--- Data excerpts ---
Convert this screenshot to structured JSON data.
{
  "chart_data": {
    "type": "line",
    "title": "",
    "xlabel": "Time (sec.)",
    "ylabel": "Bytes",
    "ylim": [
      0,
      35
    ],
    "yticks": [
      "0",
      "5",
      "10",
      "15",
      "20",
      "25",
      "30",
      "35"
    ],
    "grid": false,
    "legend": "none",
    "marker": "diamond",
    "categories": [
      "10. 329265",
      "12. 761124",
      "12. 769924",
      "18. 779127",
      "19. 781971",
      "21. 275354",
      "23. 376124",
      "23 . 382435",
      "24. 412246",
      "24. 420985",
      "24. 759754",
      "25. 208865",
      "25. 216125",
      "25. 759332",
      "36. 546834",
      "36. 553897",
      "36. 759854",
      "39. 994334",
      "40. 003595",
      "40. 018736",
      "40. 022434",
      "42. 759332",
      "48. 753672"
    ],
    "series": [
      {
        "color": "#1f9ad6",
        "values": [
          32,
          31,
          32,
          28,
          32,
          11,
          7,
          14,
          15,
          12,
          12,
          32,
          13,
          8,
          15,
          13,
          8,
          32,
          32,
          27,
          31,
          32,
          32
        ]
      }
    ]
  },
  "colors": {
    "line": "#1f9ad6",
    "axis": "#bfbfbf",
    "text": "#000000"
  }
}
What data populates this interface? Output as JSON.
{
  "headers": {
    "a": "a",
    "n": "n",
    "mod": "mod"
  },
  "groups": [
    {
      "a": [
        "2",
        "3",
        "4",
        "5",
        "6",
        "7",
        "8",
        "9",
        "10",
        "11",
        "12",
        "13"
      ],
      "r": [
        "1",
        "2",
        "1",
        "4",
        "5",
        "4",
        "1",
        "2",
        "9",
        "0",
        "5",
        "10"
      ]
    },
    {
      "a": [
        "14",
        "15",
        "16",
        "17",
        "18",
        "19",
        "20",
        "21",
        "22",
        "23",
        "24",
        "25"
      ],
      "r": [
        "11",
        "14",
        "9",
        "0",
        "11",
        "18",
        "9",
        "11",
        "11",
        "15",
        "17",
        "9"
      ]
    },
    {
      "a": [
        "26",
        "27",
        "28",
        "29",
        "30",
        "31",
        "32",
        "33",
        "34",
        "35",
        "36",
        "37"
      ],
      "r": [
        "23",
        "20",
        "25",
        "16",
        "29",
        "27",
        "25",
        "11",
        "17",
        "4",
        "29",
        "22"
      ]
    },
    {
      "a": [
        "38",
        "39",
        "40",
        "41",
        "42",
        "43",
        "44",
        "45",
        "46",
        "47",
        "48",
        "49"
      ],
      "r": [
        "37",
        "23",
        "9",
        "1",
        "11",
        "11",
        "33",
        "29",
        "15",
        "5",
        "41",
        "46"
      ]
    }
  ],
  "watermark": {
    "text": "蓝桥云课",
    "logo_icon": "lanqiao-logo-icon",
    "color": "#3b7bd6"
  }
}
---
§ Directive
Return each full line of the entries that contains the word "JSON".

§ Correct answer
Convert this screenshot to structured JSON data.
What data populates this interface? Output as JSON.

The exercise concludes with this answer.